(Items from a figure collection)
--- Start ---

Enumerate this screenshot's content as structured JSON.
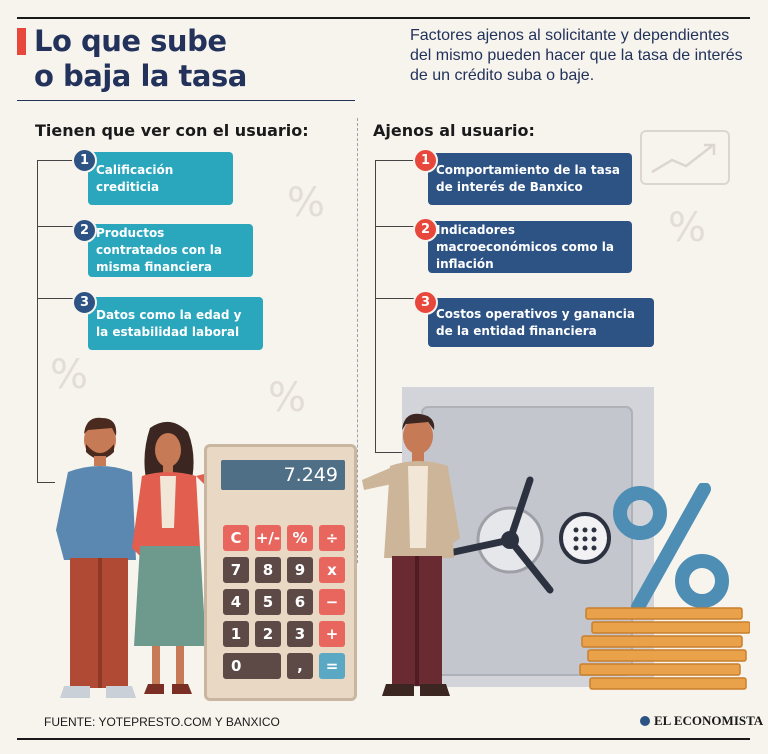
{
  "header": {
    "title_line1": "Lo que sube",
    "title_line2": "o baja la tasa",
    "intro": "Factores ajenos al solicitante y dependientes del mismo pueden hacer que la tasa de interés de un crédito suba o baje."
  },
  "left": {
    "heading": "Tienen que ver con el usuario:",
    "items": [
      {
        "num": "1",
        "text": "Calificación crediticia"
      },
      {
        "num": "2",
        "text": "Productos contratados con la misma financiera"
      },
      {
        "num": "3",
        "text": "Datos como la edad y la estabilidad laboral"
      }
    ]
  },
  "right": {
    "heading": "Ajenos al usuario:",
    "items": [
      {
        "num": "1",
        "text": "Comportamiento de la tasa de interés de Banxico"
      },
      {
        "num": "2",
        "text": "Indicadores macroeconómicos como la inflación"
      },
      {
        "num": "3",
        "text": "Costos operativos y ganancia de la entidad financiera"
      }
    ]
  },
  "calculator": {
    "display": "7.249",
    "keys": [
      "C",
      "+/-",
      "%",
      "÷",
      "7",
      "8",
      "9",
      "x",
      "4",
      "5",
      "6",
      "−",
      "1",
      "2",
      "3",
      "+",
      "0",
      ",",
      "="
    ]
  },
  "decor": {
    "percent_symbol": "%"
  },
  "footer": {
    "source": "FUENTE: YOTEPRESTO.COM Y BANXICO",
    "brand": "EL ECONOMISTA"
  },
  "colors": {
    "navy": "#22325a",
    "teal_box": "#2aa7bd",
    "navy_box": "#2d5284",
    "accent_red": "#e8473b",
    "background": "#f7f4ee"
  }
}
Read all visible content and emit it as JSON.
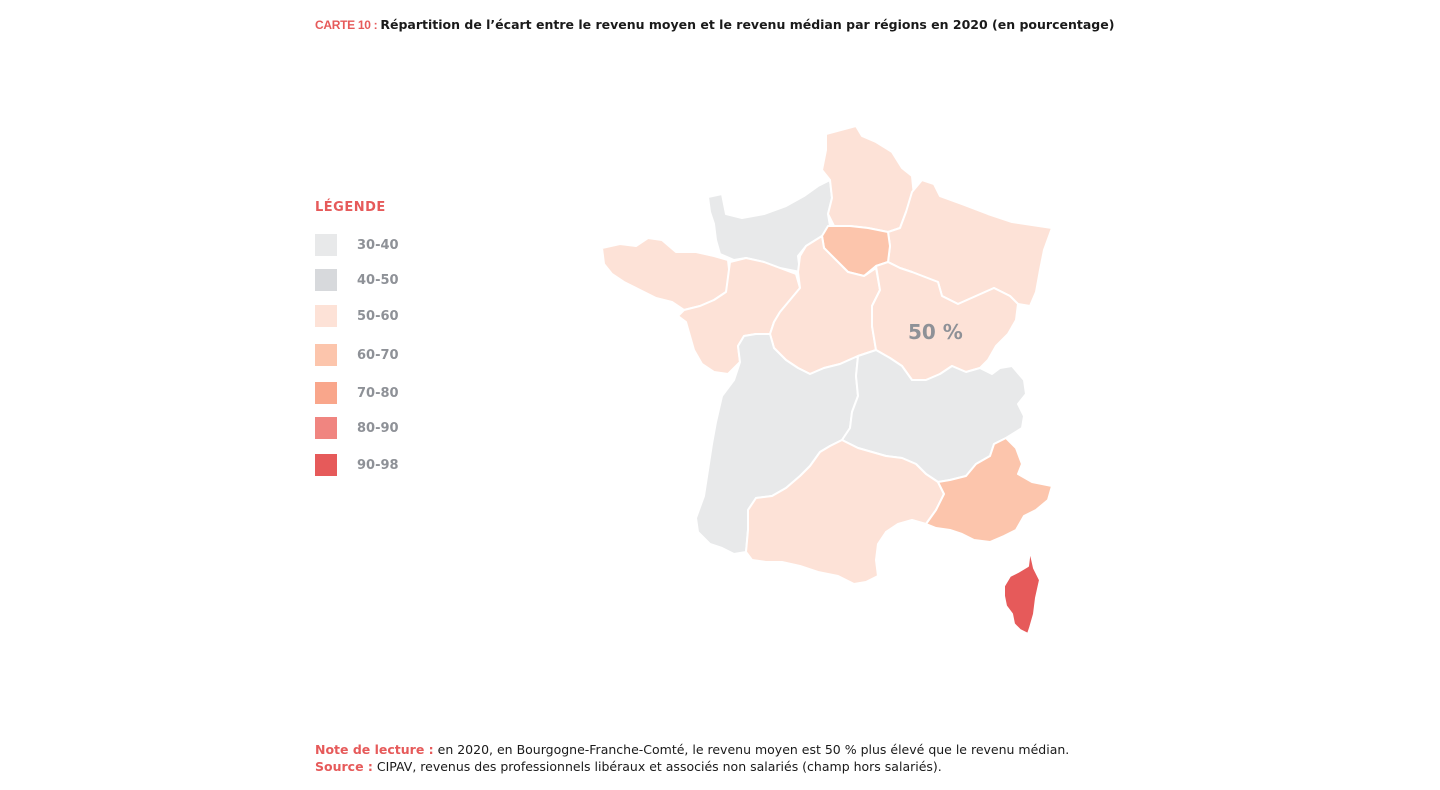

--- End ---

_STATED EXERCISE_
Except for the pictures, print the data above exactly.

_RESPONSE BELOW_
Enumerate this screenshot's content as structured JSON.
{
  "header": {
    "title_line1": "Lo que sube",
    "title_line2": "o baja la tasa",
    "intro": "Factores ajenos al solicitante y dependientes del mismo pueden hacer que la tasa de interés de un crédito suba o baje."
  },
  "left": {
    "heading": "Tienen que ver con el usuario:",
    "items": [
      {
        "num": "1",
        "text": "Calificación crediticia"
      },
      {
        "num": "2",
        "text": "Productos contratados con la misma financiera"
      },
      {
        "num": "3",
        "text": "Datos como la edad y la estabilidad laboral"
      }
    ]
  },
  "right": {
    "heading": "Ajenos al usuario:",
    "items": [
      {
        "num": "1",
        "text": "Comportamiento de la tasa de interés de Banxico"
      },
      {
        "num": "2",
        "text": "Indicadores macroeconómicos como la inflación"
      },
      {
        "num": "3",
        "text": "Costos operativos y ganancia de la entidad financiera"
      }
    ]
  },
  "calculator": {
    "display": "7.249",
    "keys": [
      "C",
      "+/-",
      "%",
      "÷",
      "7",
      "8",
      "9",
      "x",
      "4",
      "5",
      "6",
      "−",
      "1",
      "2",
      "3",
      "+",
      "0",
      ",",
      "="
    ]
  },
  "decor": {
    "percent_symbol": "%"
  },
  "footer": {
    "source": "FUENTE: YOTEPRESTO.COM Y BANXICO",
    "brand": "EL ECONOMISTA"
  },
  "colors": {
    "navy": "#22325a",
    "teal_box": "#2aa7bd",
    "navy_box": "#2d5284",
    "accent_red": "#e8473b",
    "background": "#f7f4ee"
  }
}
Read all visible content and emit it as JSON.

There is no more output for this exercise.